* Problem:
Report all lines from the entries below in which "collect" appears.

* Dataset entries:
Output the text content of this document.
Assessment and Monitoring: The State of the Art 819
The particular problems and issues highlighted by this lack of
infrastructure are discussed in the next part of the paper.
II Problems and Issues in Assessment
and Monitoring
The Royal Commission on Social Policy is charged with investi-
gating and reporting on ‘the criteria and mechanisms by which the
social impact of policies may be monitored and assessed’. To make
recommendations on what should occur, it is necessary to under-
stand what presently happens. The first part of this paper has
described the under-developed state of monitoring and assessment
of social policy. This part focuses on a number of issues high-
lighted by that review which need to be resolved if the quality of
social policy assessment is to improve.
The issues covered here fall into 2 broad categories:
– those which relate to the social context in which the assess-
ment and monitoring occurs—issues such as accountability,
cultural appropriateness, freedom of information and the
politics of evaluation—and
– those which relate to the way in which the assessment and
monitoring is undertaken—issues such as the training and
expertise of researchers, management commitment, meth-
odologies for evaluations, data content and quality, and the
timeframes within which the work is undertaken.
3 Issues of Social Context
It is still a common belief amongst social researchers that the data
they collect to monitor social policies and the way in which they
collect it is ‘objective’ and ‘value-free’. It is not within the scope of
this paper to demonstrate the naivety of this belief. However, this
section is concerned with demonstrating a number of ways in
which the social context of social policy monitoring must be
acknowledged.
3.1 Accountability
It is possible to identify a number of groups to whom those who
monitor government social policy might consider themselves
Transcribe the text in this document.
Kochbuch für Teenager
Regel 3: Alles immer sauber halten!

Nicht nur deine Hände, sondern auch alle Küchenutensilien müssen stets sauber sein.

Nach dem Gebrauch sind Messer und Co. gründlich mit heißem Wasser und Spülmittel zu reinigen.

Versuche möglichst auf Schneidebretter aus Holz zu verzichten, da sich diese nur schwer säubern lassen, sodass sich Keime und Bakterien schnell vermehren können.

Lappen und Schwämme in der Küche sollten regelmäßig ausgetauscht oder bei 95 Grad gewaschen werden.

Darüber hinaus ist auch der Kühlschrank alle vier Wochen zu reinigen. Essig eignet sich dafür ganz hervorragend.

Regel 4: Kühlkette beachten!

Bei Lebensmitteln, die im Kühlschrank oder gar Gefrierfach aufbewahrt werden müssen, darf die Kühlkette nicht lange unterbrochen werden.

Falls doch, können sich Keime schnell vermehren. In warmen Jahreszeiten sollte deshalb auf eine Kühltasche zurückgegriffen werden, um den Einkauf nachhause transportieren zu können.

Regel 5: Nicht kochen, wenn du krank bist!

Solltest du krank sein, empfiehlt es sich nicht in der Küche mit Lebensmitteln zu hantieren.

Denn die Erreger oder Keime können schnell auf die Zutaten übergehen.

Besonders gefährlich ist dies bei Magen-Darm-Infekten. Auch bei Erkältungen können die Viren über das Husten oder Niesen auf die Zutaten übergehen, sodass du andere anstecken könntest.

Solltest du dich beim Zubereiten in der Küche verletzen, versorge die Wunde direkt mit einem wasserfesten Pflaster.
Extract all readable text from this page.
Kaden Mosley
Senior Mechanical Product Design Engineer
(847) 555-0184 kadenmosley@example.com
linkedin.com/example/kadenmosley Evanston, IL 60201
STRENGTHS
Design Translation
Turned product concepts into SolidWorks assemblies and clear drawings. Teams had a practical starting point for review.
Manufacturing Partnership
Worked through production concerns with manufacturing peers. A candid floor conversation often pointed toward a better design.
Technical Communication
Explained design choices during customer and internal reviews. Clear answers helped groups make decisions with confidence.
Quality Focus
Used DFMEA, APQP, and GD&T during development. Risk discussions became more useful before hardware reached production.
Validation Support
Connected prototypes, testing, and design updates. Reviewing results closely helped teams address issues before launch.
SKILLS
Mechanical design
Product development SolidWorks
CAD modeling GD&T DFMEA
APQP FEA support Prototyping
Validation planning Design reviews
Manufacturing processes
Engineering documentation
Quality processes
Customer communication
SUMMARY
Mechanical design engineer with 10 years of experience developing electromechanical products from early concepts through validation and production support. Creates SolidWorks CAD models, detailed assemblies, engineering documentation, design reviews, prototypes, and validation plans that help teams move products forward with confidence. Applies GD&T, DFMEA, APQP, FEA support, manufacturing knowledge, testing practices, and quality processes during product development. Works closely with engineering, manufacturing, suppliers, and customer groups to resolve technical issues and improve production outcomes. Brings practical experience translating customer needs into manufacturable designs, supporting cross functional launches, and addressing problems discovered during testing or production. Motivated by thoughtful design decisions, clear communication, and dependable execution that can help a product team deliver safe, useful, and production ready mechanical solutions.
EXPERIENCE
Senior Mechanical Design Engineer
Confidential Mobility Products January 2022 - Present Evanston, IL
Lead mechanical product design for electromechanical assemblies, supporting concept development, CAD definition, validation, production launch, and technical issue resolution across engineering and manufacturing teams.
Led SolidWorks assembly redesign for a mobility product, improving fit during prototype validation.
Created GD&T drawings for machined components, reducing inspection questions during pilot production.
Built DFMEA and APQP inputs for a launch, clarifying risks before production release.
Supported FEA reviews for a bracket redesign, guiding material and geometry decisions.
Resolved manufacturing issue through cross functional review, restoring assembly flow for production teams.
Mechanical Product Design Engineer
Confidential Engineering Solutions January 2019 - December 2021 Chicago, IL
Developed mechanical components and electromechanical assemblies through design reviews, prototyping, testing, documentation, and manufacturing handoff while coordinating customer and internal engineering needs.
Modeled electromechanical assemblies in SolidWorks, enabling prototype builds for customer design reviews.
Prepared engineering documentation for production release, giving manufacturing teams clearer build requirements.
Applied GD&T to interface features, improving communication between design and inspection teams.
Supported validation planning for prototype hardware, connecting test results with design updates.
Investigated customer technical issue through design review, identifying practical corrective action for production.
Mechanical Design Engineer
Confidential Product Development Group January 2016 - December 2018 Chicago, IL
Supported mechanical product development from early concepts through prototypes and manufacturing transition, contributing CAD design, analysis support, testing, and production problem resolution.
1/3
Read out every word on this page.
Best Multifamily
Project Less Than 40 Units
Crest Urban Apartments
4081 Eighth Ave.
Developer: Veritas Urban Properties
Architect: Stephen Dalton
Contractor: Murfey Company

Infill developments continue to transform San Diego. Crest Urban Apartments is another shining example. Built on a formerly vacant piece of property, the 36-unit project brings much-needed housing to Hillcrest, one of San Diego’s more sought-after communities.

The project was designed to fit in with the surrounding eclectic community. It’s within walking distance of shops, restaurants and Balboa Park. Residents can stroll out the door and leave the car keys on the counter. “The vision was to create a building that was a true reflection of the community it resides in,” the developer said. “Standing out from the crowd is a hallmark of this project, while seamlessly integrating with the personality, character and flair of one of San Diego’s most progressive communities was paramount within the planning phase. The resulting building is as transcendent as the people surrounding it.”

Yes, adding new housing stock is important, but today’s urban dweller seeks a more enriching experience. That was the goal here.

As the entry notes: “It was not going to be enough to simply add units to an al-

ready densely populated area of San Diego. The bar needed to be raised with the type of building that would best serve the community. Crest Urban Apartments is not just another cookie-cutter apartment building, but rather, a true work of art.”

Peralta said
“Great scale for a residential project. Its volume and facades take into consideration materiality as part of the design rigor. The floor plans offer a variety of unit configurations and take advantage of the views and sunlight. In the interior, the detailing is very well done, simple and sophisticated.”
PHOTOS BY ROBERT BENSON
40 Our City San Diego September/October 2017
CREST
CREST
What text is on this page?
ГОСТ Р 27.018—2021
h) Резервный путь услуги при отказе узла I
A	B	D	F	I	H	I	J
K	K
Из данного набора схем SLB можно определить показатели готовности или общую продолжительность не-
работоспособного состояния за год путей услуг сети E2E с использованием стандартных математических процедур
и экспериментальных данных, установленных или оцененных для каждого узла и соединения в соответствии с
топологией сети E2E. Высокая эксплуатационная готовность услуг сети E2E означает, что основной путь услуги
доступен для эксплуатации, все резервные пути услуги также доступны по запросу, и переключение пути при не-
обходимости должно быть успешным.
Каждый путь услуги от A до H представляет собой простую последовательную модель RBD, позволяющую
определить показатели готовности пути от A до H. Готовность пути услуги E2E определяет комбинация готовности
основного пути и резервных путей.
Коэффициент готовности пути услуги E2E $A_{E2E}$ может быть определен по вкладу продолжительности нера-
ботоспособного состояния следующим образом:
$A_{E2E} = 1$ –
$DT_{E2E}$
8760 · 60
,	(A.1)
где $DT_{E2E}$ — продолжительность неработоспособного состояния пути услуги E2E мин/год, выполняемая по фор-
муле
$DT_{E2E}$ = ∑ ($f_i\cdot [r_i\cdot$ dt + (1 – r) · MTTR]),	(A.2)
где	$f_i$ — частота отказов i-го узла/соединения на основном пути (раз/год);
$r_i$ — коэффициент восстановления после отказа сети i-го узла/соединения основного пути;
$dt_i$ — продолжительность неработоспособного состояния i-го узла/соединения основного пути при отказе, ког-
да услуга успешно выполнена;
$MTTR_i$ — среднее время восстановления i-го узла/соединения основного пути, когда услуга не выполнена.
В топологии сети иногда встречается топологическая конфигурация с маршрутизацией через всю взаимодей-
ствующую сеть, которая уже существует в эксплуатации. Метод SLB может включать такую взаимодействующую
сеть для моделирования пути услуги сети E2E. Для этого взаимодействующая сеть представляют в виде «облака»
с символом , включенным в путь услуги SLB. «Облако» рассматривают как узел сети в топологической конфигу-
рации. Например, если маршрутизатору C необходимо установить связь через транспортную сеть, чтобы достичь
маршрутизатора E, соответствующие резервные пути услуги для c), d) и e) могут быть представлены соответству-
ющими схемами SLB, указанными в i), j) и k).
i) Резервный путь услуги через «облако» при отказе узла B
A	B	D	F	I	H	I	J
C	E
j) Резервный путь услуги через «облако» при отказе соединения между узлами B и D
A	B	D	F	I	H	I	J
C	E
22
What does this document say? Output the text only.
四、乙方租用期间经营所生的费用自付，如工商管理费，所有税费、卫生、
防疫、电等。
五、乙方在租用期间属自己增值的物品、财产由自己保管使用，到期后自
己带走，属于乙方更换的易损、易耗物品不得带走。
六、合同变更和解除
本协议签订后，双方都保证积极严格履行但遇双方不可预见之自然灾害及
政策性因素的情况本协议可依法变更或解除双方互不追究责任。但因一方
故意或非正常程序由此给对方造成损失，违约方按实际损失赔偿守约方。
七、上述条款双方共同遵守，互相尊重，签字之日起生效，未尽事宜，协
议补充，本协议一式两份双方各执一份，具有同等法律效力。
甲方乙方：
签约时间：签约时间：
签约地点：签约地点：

* Completed task:
they collect to monitor social policies and the way in which they
collect it is ‘objective’ and ‘value-free’. It is not within the scope of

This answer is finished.